======== Rows ========

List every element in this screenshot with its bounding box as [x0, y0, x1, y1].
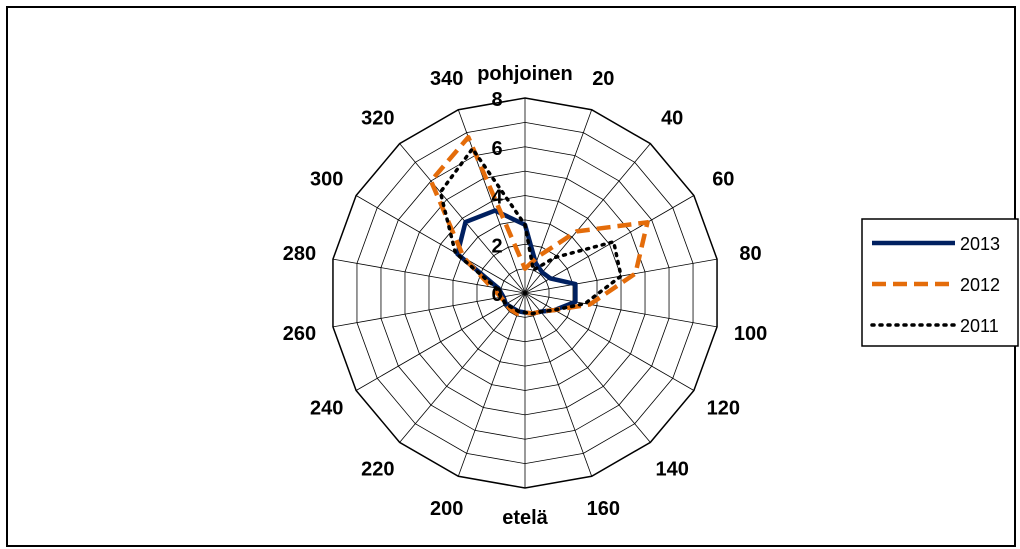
angle-label: 60: [712, 169, 734, 191]
angle-label: 120: [707, 398, 740, 420]
angle-label: 260: [283, 323, 316, 345]
angle-label: 340: [430, 68, 463, 90]
grid-spoke: [399, 143, 526, 294]
angle-label: 300: [310, 169, 343, 191]
radial-tick-label: 0: [491, 284, 502, 306]
radial-tick-label: 6: [491, 138, 502, 160]
radial-tick-label: 4: [491, 187, 503, 209]
radial-tick-label: 2: [491, 235, 502, 257]
series-2012: [428, 134, 650, 316]
angle-label: 100: [734, 323, 767, 345]
angle-label: 40: [661, 108, 683, 130]
legend-label-2013: 2013: [960, 234, 1000, 254]
grid-spoke: [524, 143, 651, 294]
angle-label: 320: [361, 108, 394, 130]
grid-spoke: [332, 292, 526, 328]
chart-series: [428, 134, 650, 316]
grid-spoke: [355, 292, 526, 391]
radial-tick-label: 8: [491, 89, 502, 111]
angle-label: 200: [430, 498, 463, 520]
angle-label: 80: [739, 243, 761, 265]
south-label: etelä: [502, 507, 548, 529]
grid-spoke: [355, 195, 526, 294]
chart-labels: pohjoinen etelä 0 2 4 6 8 20 40 60 80 100 120 140 16…: [283, 63, 767, 529]
grid-spoke: [524, 292, 593, 477]
grid-spoke: [524, 292, 718, 328]
legend-label-2011: 2011: [960, 316, 999, 336]
angle-label: 20: [592, 68, 614, 90]
grid-spoke: [332, 258, 526, 294]
grid-spoke: [457, 292, 526, 477]
chart-legend: 2013 2012 2011: [861, 218, 1019, 347]
north-label: pohjoinen: [477, 63, 573, 85]
chart-grid: [332, 97, 718, 489]
series-2011: [438, 146, 623, 316]
angle-label: 240: [310, 398, 343, 420]
angle-label: 280: [283, 243, 316, 265]
grid-spoke: [399, 292, 526, 443]
angle-label: 160: [587, 498, 620, 520]
angle-label: 220: [361, 458, 394, 480]
grid-spoke: [524, 292, 651, 443]
legend-label-2012: 2012: [960, 275, 1000, 295]
angle-label: 140: [656, 458, 689, 480]
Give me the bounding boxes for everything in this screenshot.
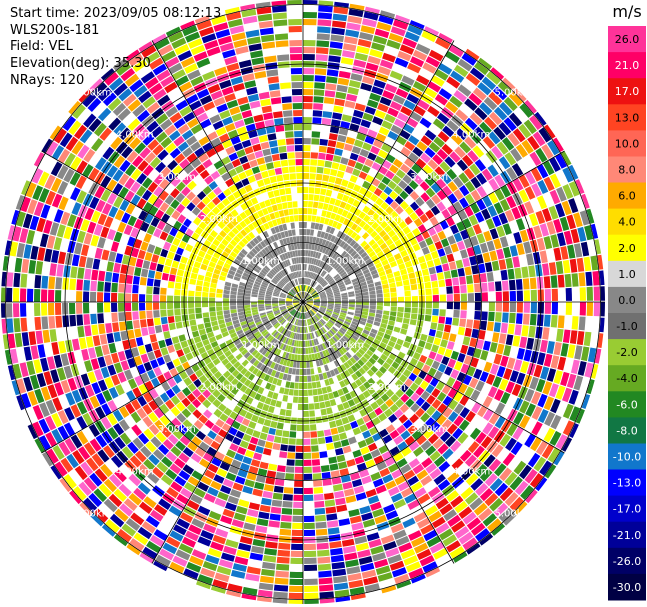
- colorbar-label: -17.0: [613, 503, 641, 516]
- colorbar-swatch: [608, 521, 646, 549]
- velocity-sectors: [1, 0, 605, 604]
- colorbar-unit: m/s: [612, 2, 641, 21]
- colorbar-swatch: [608, 104, 646, 131]
- colorbar-swatch: [608, 417, 646, 444]
- colorbar-swatch: [608, 365, 646, 392]
- colorbar-swatch: [608, 573, 646, 601]
- colorbar-label: -1.0: [616, 320, 637, 333]
- colorbar-swatch: [608, 547, 646, 575]
- colorbar-label: 13.0: [615, 111, 640, 124]
- colorbar-swatch: [608, 260, 646, 288]
- colorbar-swatch: [608, 286, 646, 314]
- colorbar-swatch: [608, 52, 646, 79]
- colorbar-label: -6.0: [616, 398, 637, 411]
- colorbar-swatch: [608, 182, 646, 210]
- range-ring-labels: 1.00km 1.00km 1.00km 1.00km 2.00km 2.00km 2.00…: [74, 88, 533, 520]
- range-ring-label: 1.00km: [242, 340, 280, 351]
- colorbar-label: -2.0: [616, 346, 637, 359]
- range-ring-label: 1.00km: [326, 256, 364, 267]
- colorbar-swatch: [608, 26, 646, 53]
- nrays: NRays: 120: [10, 72, 85, 88]
- colorbar-label: 8.0: [618, 164, 636, 177]
- info-panel: Start time: 2023/09/05 08:12:13 WLS200s-…: [10, 6, 221, 90]
- range-ring-label: 4.00km: [116, 466, 154, 477]
- range-ring-label: 3.00km: [158, 172, 196, 183]
- range-ring-label: 2.00km: [368, 214, 406, 225]
- colorbar-swatch: [608, 130, 646, 157]
- elevation: Elevation(deg): 35.30: [10, 56, 151, 72]
- colorbar-swatch: [608, 469, 646, 497]
- colorbar-label: 26.0: [615, 33, 640, 46]
- colorbar-label: -13.0: [613, 477, 641, 490]
- colorbar-swatch: [608, 313, 646, 340]
- colorbar-swatch: [608, 156, 646, 184]
- colorbar-label: 1.0: [618, 268, 636, 281]
- instrument-name: WLS200s-181: [10, 22, 100, 38]
- colorbar-label: -21.0: [613, 529, 641, 542]
- field-name: Field: VEL: [10, 39, 73, 55]
- colorbar-label: 21.0: [615, 59, 640, 72]
- colorbar-swatch: [608, 78, 646, 105]
- colorbar-swatch: [608, 443, 646, 471]
- range-ring-label: 5.00km: [494, 508, 532, 519]
- start-time: Start time: 2023/09/05 08:12:13: [10, 6, 222, 21]
- colorbar-swatch: [608, 391, 646, 418]
- range-ring-label: 1.00km: [326, 340, 364, 351]
- colorbar-swatch: [608, 495, 646, 523]
- range-ring-label: 5.00km: [74, 508, 112, 519]
- colorbar-label: -26.0: [613, 555, 641, 568]
- colorbar-label: 4.0: [618, 216, 636, 229]
- range-ring-label: 4.00km: [452, 466, 490, 477]
- range-ring-label: 5.00km: [494, 88, 532, 99]
- colorbar-label: 10.0: [615, 137, 640, 150]
- colorbar-label: -8.0: [616, 424, 637, 437]
- range-ring-label: 2.00km: [368, 382, 406, 393]
- colorbar-label: 2.0: [618, 242, 636, 255]
- colorbar-swatch: [608, 234, 646, 262]
- colorbar-levels: 26.0 21.0 17.0 13.0 10.0 8.0 6.0 4.0 2.0 1.0 0.0 -1…: [608, 26, 646, 601]
- colorbar-label: -4.0: [616, 372, 637, 385]
- range-ring-label: 5.00km: [74, 88, 112, 99]
- colorbar-label: 6.0: [618, 190, 636, 203]
- colorbar-label: 17.0: [615, 85, 640, 98]
- azimuth-spokes: [1, 0, 605, 604]
- range-ring-label: 1.00km: [242, 256, 280, 267]
- range-ring-label: 3.00km: [410, 172, 448, 183]
- range-ring-label: 3.00km: [410, 424, 448, 435]
- colorbar-label: -30.0: [613, 581, 641, 594]
- range-ring-label: 2.00km: [200, 382, 238, 393]
- colorbar-label: 0.0: [618, 294, 636, 307]
- range-ring-label: 4.00km: [452, 130, 490, 141]
- range-ring-label: 4.00km: [116, 130, 154, 141]
- range-ring-label: 2.00km: [200, 214, 238, 225]
- colorbar-swatch: [608, 339, 646, 366]
- colorbar-swatch: [608, 208, 646, 236]
- range-ring-label: 3.00km: [158, 424, 196, 435]
- colorbar-label: -10.0: [613, 451, 641, 464]
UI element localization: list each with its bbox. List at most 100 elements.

========

[Given problem] Please rewrite all the entries above as a numbered list with one line per item. Skip blank lines and leave the pictures out.

[Task answer]
1. List every element in this screenshot with its bounding box as [x0, y0, x1, y1].
2. angle-label: 60: [712, 169, 734, 191]
3. angle-label: 120: [707, 398, 740, 420]
4. angle-label: 260: [283, 323, 316, 345]
5. angle-label: 340: [430, 68, 463, 90]
6. grid-spoke: [399, 143, 526, 294]
7. angle-label: 300: [310, 169, 343, 191]
8. radial-tick-label: 0: [491, 284, 502, 306]
9. radial-tick-label: 6: [491, 138, 502, 160]
10. radial-tick-label: 4: [491, 187, 503, 209]
11. radial-tick-label: 2: [491, 235, 502, 257]
12. series-2012: [428, 134, 650, 316]
13. angle-label: 100: [734, 323, 767, 345]
14. angle-label: 40: [661, 108, 683, 130]
15. legend-label-2013: 2013: [960, 234, 1000, 254]
16. grid-spoke: [524, 143, 651, 294]
17. angle-label: 320: [361, 108, 394, 130]
18. grid-spoke: [332, 292, 526, 328]
19. chart-series: [428, 134, 650, 316]
20. grid-spoke: [355, 292, 526, 391]
21. radial-tick-label: 8: [491, 89, 502, 111]
22. angle-label: 200: [430, 498, 463, 520]
23. angle-label: 80: [739, 243, 761, 265]
24. south-label: etelä: [502, 507, 548, 529]
25. grid-spoke: [355, 195, 526, 294]
26. chart-labels: pohjoinen etelä 0 2 4 6 8 20 40 60 80 100 120 140 16…: [283, 63, 767, 529]
27. grid-spoke: [524, 292, 593, 477]
28. grid-spoke: [524, 292, 718, 328]
29. legend-label-2011: 2011: [960, 316, 999, 336]
30. angle-label: 20: [592, 68, 614, 90]
31. grid-spoke: [332, 258, 526, 294]
32. grid-spoke: [457, 292, 526, 477]
33. chart-legend: 2013 2012 2011: [861, 218, 1019, 347]
34. north-label: pohjoinen: [477, 63, 573, 85]
35. chart-grid: [332, 97, 718, 489]
36. series-2011: [438, 146, 623, 316]
37. angle-label: 240: [310, 398, 343, 420]
38. angle-label: 280: [283, 243, 316, 265]
39. grid-spoke: [399, 292, 526, 443]
40. angle-label: 160: [587, 498, 620, 520]
41. angle-label: 220: [361, 458, 394, 480]
42. grid-spoke: [524, 292, 651, 443]
43. legend-label-2012: 2012: [960, 275, 1000, 295]
44. angle-label: 140: [656, 458, 689, 480]
45. Give me the bounding boxes for everything in this screenshot.
46. - colorbar-label: -17.0: [613, 503, 641, 516]
47. - colorbar-swatch: [608, 521, 646, 549]
48. - velocity-sectors: [1, 0, 605, 604]
49. - colorbar-unit: m/s: [612, 2, 641, 21]
50. - colorbar-swatch: [608, 104, 646, 131]
51. - colorbar-swatch: [608, 417, 646, 444]
52. - colorbar-swatch: [608, 365, 646, 392]
53. - colorbar-swatch: [608, 573, 646, 601]
54. - colorbar-label: -1.0: [616, 320, 637, 333]
55. - colorbar-swatch: [608, 547, 646, 575]
56. - colorbar-label: 13.0: [615, 111, 640, 124]
57. - colorbar-swatch: [608, 260, 646, 288]
58. - colorbar-swatch: [608, 286, 646, 314]
59. - colorbar-swatch: [608, 52, 646, 79]
60. - colorbar-label: -6.0: [616, 398, 637, 411]
61. - colorbar-swatch: [608, 182, 646, 210]
62. - range-ring-labels: 1.00km 1.00km 1.00km 1.00km 2.00km 2.00km 2.00…: [74, 88, 533, 520]
63. - range-ring-label: 1.00km: [242, 340, 280, 351]
64. - colorbar-label: -2.0: [616, 346, 637, 359]
65. - range-ring-label: 1.00km: [326, 256, 364, 267]
66. - colorbar-swatch: [608, 26, 646, 53]
67. - nrays: NRays: 120: [10, 72, 85, 88]
68. - colorbar-label: 8.0: [618, 164, 636, 177]
69. - info-panel: Start time: 2023/09/05 08:12:13 WLS200s-…: [10, 6, 221, 90]
70. - range-ring-label: 4.00km: [116, 466, 154, 477]
71. - range-ring-label: 3.00km: [158, 172, 196, 183]
72. - range-ring-label: 2.00km: [368, 214, 406, 225]
73. - colorbar-swatch: [608, 130, 646, 157]
74. - elevation: Elevation(deg): 35.30: [10, 56, 151, 72]
75. - colorbar-swatch: [608, 469, 646, 497]
76. - colorbar-label: 26.0: [615, 33, 640, 46]
77. - colorbar-label: -13.0: [613, 477, 641, 490]
78. - colorbar-swatch: [608, 313, 646, 340]
79. - colorbar-swatch: [608, 156, 646, 184]
80. - colorbar-label: 1.0: [618, 268, 636, 281]
81. - instrument-name: WLS200s-181: [10, 22, 100, 38]
82. - colorbar-label: -21.0: [613, 529, 641, 542]
83. - field-name: Field: VEL: [10, 39, 73, 55]
84. - colorbar-label: 21.0: [615, 59, 640, 72]
85. - colorbar-swatch: [608, 78, 646, 105]
86. - colorbar-swatch: [608, 443, 646, 471]
87. - range-ring-label: 5.00km: [494, 508, 532, 519]
88. - start-time: Start time: 2023/09/05 08:12:13: [10, 6, 222, 21]
89. - colorbar-swatch: [608, 391, 646, 418]
90. - range-ring-label: 1.00km: [326, 340, 364, 351]
91. - colorbar-swatch: [608, 495, 646, 523]
92. - range-ring-label: 5.00km: [74, 508, 112, 519]
93. - colorbar-label: -26.0: [613, 555, 641, 568]
94. - colorbar-label: 4.0: [618, 216, 636, 229]
95. - range-ring-label: 4.00km: [452, 466, 490, 477]
96. - range-ring-label: 5.00km: [494, 88, 532, 99]
97. - colorbar-label: 10.0: [615, 137, 640, 150]
98. - colorbar-label: -8.0: [616, 424, 637, 437]
99. - range-ring-label: 2.00km: [368, 382, 406, 393]
100. - colorbar-label: 2.0: [618, 242, 636, 255]
101. - colorbar-swatch: [608, 234, 646, 262]
102. - colorbar-levels: 26.0 21.0 17.0 13.0 10.0 8.0 6.0 4.0 2.0 1.0 0.0 -1…: [608, 26, 646, 601]
103. - colorbar-label: -4.0: [616, 372, 637, 385]
104. - range-ring-label: 5.00km: [74, 88, 112, 99]
105. - colorbar-label: 6.0: [618, 190, 636, 203]
106. - colorbar-label: 17.0: [615, 85, 640, 98]
107. - azimuth-spokes: [1, 0, 605, 604]
108. - range-ring-label: 1.00km: [242, 256, 280, 267]
109. - range-ring-label: 3.00km: [410, 172, 448, 183]
110. - range-ring-label: 3.00km: [410, 424, 448, 435]
111. - colorbar-label: -30.0: [613, 581, 641, 594]
112. - range-ring-label: 2.00km: [200, 382, 238, 393]
113. - colorbar-label: 0.0: [618, 294, 636, 307]
114. - range-ring-label: 4.00km: [452, 130, 490, 141]
115. - range-ring-label: 4.00km: [116, 130, 154, 141]
116. - range-ring-label: 2.00km: [200, 214, 238, 225]
117. - colorbar-swatch: [608, 339, 646, 366]
118. - colorbar-swatch: [608, 208, 646, 236]
119. - range-ring-label: 3.00km: [158, 424, 196, 435]
120. - colorbar-label: -10.0: [613, 451, 641, 464]
121. UI element localization: list each with its bbox. List at most 100 elements.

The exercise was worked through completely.